:: Lesetext
Der überwiegende Anteil am Feinstaub aus dem Verkehr wird mittlerweile von Reifen, Straßenbelägen und Bremsen verursacht. Der veröffentlichte Entwurf einer technischen UN-Richtlinie zur Messung des Bremsabriebs bildet die Basis für die zukünftige Limitierung. AVL konnte durch umfassende Optimierung der gesamten Messkette ein System darstellen, das in der Lage ist, wiederholbare und vergleichbare Messergebnisse zu liefern. Zusätzliche Funktionen dieser Prüfumgebung erlauben, auch das Restpotenzial für Bremsemissionen von elektrifizierten Antriebssträngen aufzuzeigen.

Verbesserungen des Abgasverhaltens von Antriebsaggregaten aufgrund von immer strengeren Abgasvorschriften haben zur stetigen Verringerung der Feinstaubbelastung geführt. Bis zu 86 % der verkehrsbedingten Emissionen von Partikeln kleiner 10 µm (Particulate Matter, PM10) stammen aktuell nicht mehr aus dem Abgas. Zur weiteren Entlastung der Umwelt wird dem Bremsabrieb das größte Emissionsreduktionspotenzial zugeschrieben.
::::
:: Bereitgestellte Daten
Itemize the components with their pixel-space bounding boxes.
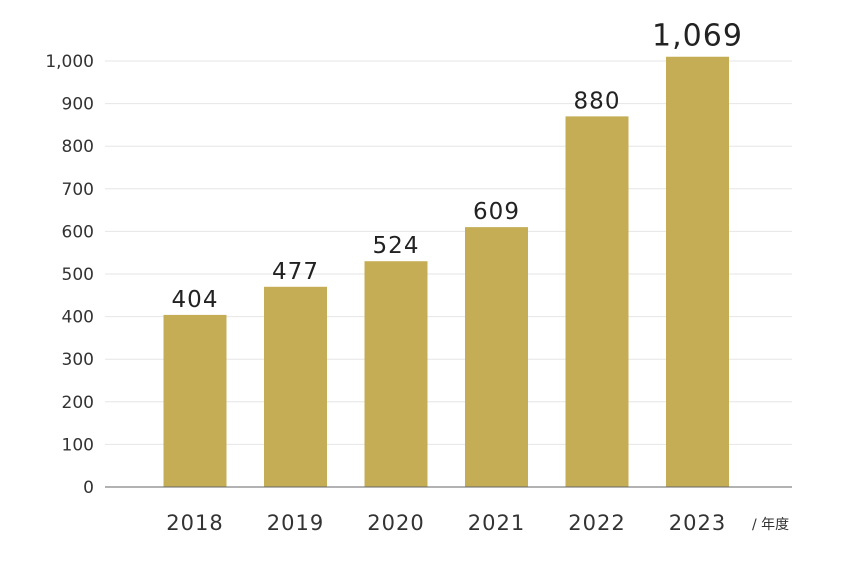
::::
_Aufgaben und Übungen_
1. Prüfen Sie, ob die Aussagen (a) bis (c) mit dem Lesetext übereinstimmen. Antworten Sie jeweils mit Ja oder Nein, und belegen Sie Ihre Antwort mit den entscheidenden Worten des Lesetextes im genauen Wortlaut.
(a) Der größte Teil des verkehrsbedingten Feinstaubs stammt inzwischen aus dem Abgas.
(b) Der Entwurf einer UN-Richtlinie befasst sich mit der Messung des Bremsabriebs.
(c) Dem Bremsabrieb wird das größte Emissionsreduktionspotenzial zugeschrieben.
2. Beantworten Sie die folgenden Fragen zum Lesetext.
(a) Welche drei Quellen verursachen den überwiegenden Anteil am Feinstaub aus dem Verkehr?
(b) Was hat zur stetigen Verringerung der Feinstaubbelastung geführt?
(c) Welcher Anteil der verkehrsbedingten PM10-Emissionen stammt aktuell nicht mehr aus dem Abgas?
3. Zitieren Sie aus dem Lesetext die Stelle, die bei den Worten „Verbesserungen des Abgasverhaltens“ beginnt und nach den Worten „größte Emissionsreduktionspotenzial zugeschrieben.“ endet.

_Die Ergebnisse_
1.
(a) Nein: „Der überwiegende Anteil am Feinstaub aus dem Verkehr wird mittlerweile von Reifen, Straßenbelägen und Bremsen verursacht.“
(b) Ja: „Der veröffentlichte Entwurf einer technischen UN-Richtlinie zur Messung des Bremsabriebs bildet die Basis für die zukünftige Limitierung.“
(c) Ja: „Zur weiteren Entlastung der Umwelt wird dem Bremsabrieb das größte Emissionsreduktionspotenzial zugeschrieben.“

2.
(a) Reifen, Straßenbeläge und Bremsen.
(b) Verbesserungen des Abgasverhaltens von Antriebsaggregaten aufgrund von immer strengeren Abgasvorschriften.
(c) Bis zu 86 %.

3.
Verbesserungen des Abgasverhaltens von Antriebsaggregaten aufgrund von immer strengeren Abgasvorschriften haben zur stetigen Verringerung der Feinstaubbelastung geführt. Bis zu 86 % der verkehrsbedingten Emissionen von Partikeln kleiner 10 µm (Particulate Matter, PM10) stammen aktuell nicht mehr aus dem Abgas. Zur weiteren Entlastung der Umwelt wird dem Bremsabrieb das größte Emissionsreduktionspotenzial zugeschrieben.